---- DATA SHOWN

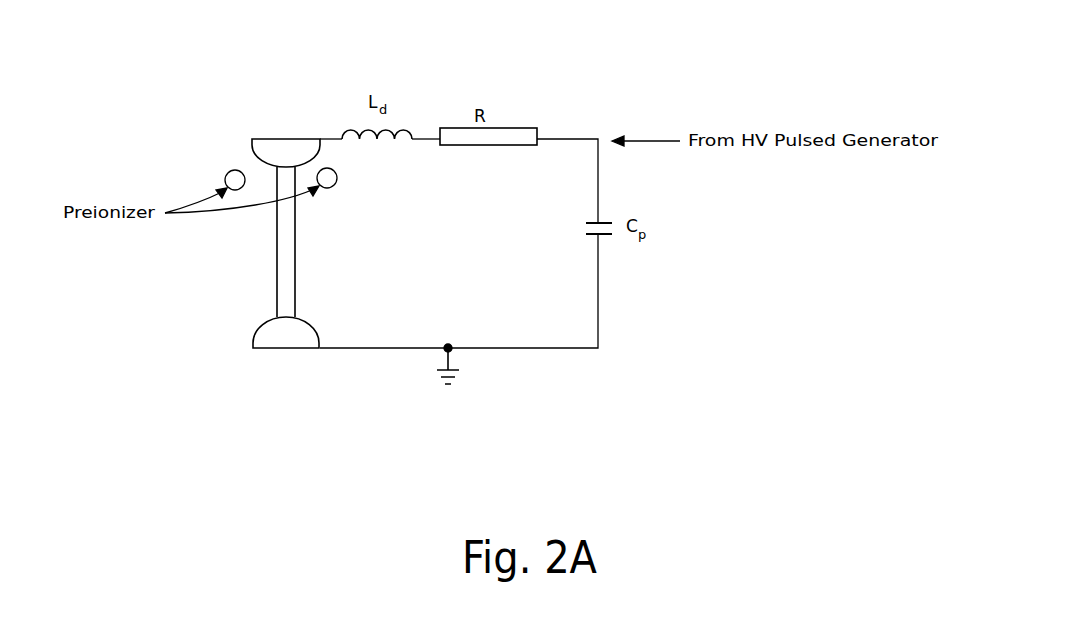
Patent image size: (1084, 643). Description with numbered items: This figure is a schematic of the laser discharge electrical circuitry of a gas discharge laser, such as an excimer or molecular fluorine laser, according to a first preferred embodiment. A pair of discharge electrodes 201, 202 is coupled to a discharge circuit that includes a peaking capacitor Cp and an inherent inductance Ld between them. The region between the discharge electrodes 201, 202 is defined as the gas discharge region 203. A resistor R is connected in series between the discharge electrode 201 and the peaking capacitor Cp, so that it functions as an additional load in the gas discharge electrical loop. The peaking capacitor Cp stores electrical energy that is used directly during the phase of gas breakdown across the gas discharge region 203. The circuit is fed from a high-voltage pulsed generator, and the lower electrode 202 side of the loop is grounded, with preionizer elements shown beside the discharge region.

The discharge electrode 201 is at (257, 157).
The discharge electrode 202 is at (256, 338).
The gas discharge region 203 is at (278, 272).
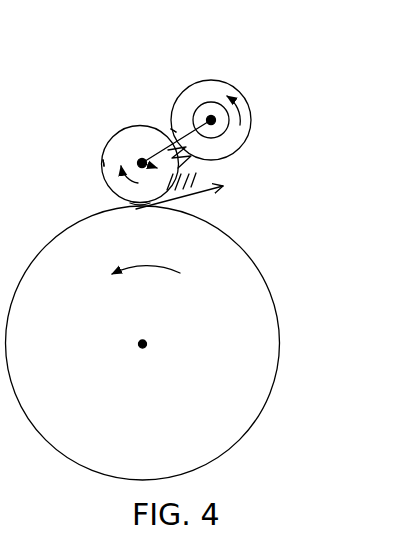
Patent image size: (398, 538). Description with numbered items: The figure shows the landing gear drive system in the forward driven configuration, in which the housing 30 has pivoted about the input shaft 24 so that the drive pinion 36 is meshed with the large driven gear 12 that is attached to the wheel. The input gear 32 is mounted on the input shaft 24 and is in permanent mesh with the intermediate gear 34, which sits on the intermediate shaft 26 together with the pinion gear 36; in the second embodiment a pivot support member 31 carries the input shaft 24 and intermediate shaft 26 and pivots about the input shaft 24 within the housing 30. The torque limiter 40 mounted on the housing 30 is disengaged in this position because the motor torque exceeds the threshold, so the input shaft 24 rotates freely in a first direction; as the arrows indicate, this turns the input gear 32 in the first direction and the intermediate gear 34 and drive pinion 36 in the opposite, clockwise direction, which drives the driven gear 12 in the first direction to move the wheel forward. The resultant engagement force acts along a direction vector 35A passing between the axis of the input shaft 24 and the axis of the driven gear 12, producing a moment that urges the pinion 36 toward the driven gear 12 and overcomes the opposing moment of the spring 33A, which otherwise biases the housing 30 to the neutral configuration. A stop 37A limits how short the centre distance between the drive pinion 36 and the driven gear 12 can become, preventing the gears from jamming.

The driven gear 12 is at (271, 292).
The input shaft 24 is at (214, 125).
The intermediate shaft 26 is at (123, 130).
The housing 30 is at (175, 130).
The pivot support member 31 is at (175, 130).
The input gear 32 is at (232, 87).
The spring 33A is at (184, 163).
The intermediate gear 34 is at (103, 162).
The pinion gear 36 is at (103, 162).
The direction vector 35A is at (206, 200).
The stop 37A is at (136, 205).
The torque limiter 40 is at (230, 129).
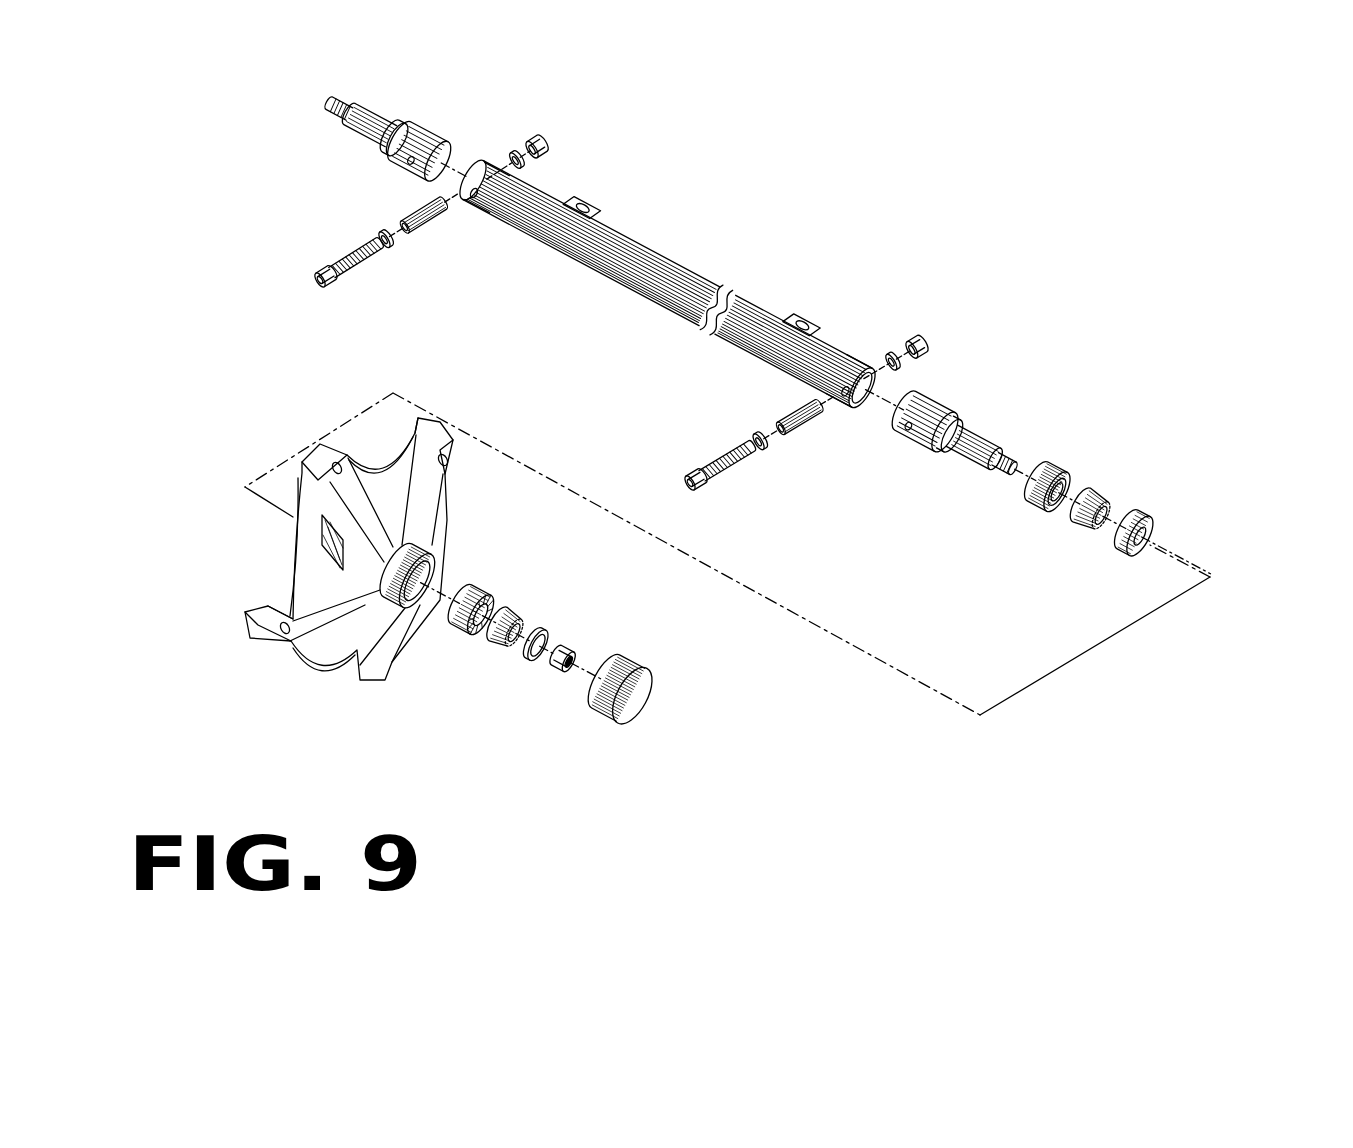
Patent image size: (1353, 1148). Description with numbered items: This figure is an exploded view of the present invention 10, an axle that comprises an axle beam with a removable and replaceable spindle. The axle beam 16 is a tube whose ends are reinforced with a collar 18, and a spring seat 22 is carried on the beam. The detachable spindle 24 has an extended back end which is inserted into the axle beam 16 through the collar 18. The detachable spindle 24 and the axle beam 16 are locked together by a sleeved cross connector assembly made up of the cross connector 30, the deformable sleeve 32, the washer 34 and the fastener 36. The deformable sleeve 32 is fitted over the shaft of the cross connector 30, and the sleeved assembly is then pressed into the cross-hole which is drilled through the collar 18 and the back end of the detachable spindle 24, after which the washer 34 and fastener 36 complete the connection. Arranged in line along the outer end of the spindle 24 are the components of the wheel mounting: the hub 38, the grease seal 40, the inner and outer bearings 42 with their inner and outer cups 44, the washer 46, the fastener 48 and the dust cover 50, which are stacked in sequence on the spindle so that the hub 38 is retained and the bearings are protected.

The present invention 10 is at (905, 177).
The axle tube 16 is at (652, 247).
The collar 18 is at (466, 186).
The spring seat 22 is at (590, 208).
The spindle 24 is at (333, 103).
The cross connector 30 is at (312, 282).
The deformable sleeve 32 is at (438, 222).
The washer 34 is at (511, 153).
The fastener 36 is at (541, 143).
The hub 38 is at (305, 553).
The grease seal 40 is at (1062, 468).
The bearings 42 is at (1104, 491).
The inner and outer cups 44 is at (1122, 553).
The washer 46 is at (533, 665).
The fastener 48 is at (560, 680).
The dust cover 50 is at (648, 702).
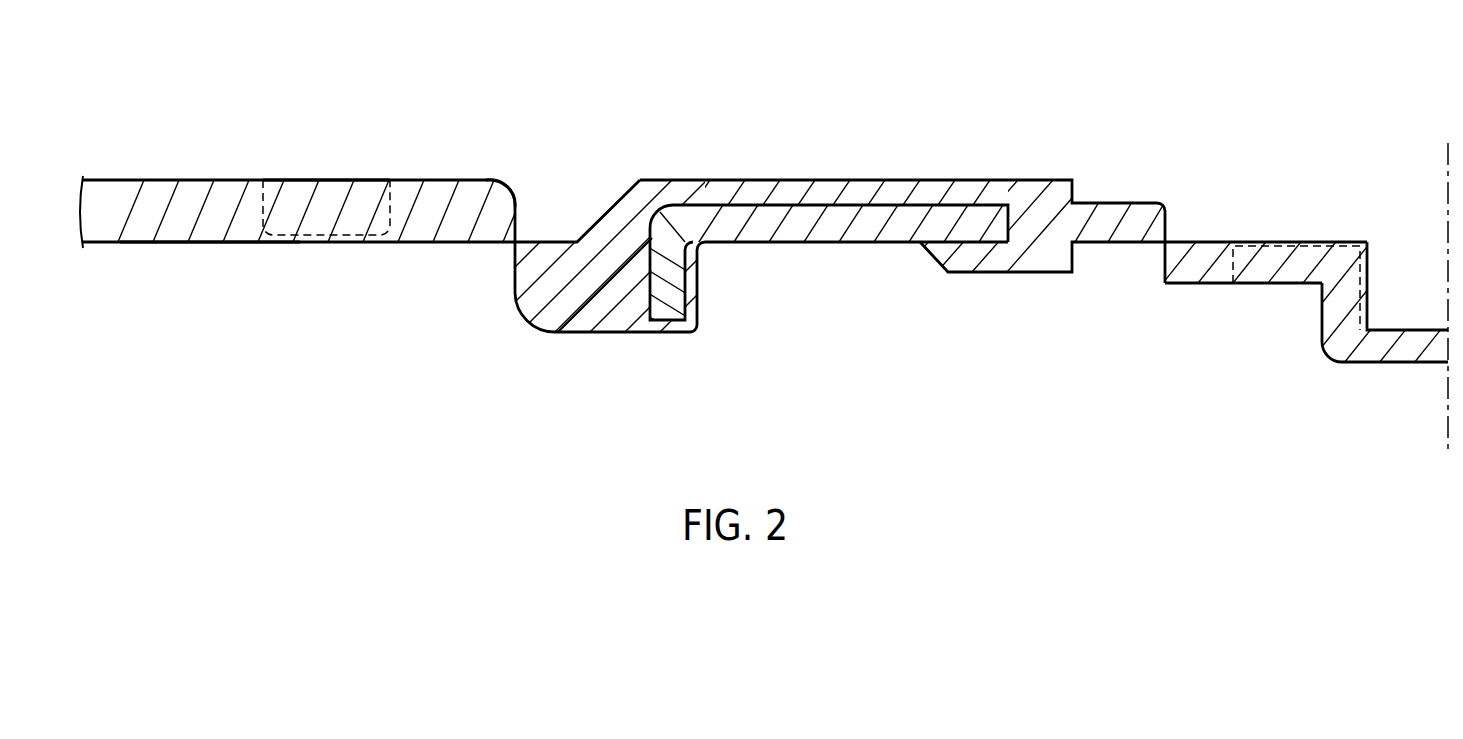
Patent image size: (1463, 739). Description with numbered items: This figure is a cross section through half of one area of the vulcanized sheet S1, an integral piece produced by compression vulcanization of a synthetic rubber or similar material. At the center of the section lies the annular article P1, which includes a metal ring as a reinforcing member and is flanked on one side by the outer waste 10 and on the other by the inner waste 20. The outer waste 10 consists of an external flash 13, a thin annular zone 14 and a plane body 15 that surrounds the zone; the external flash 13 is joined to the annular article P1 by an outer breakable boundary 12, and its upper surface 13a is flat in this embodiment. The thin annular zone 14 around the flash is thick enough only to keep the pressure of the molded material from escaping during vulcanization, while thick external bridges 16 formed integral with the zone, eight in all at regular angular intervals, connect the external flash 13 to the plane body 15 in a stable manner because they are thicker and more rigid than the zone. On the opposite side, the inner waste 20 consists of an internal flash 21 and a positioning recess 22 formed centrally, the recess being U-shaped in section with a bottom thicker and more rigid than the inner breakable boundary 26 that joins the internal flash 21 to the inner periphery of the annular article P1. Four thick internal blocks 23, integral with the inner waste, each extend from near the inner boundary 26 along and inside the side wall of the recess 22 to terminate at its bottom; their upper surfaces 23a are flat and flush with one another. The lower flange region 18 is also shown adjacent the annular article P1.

--------

[GOAL] Reproduce the lines above, starting from the beginning and ending with the line that contains "The gas discharge region 203 is". Leave the pictures out of your copy.

[RESULT OF THE TASK]
Patent image size: (1084, 643). Description with numbered items: This figure is a schematic of the laser discharge electrical circuitry of a gas discharge laser, such as an excimer or molecular fluorine laser, according to a first preferred embodiment. A pair of discharge electrodes 201, 202 is coupled to a discharge circuit that includes a peaking capacitor Cp and an inherent inductance Ld between them. The region between the discharge electrodes 201, 202 is defined as the gas discharge region 203. A resistor R is connected in series between the discharge electrode 201 and the peaking capacitor Cp, so that it functions as an additional load in the gas discharge electrical loop. The peaking capacitor Cp stores electrical energy that is used directly during the phase of gas breakdown across the gas discharge region 203. The circuit is fed from a high-voltage pulsed generator, and the lower electrode 202 side of the loop is grounded, with preionizer elements shown beside the discharge region.

The discharge electrode 201 is at (257, 157).
The discharge electrode 202 is at (256, 338).
The gas discharge region 203 is at (278, 272).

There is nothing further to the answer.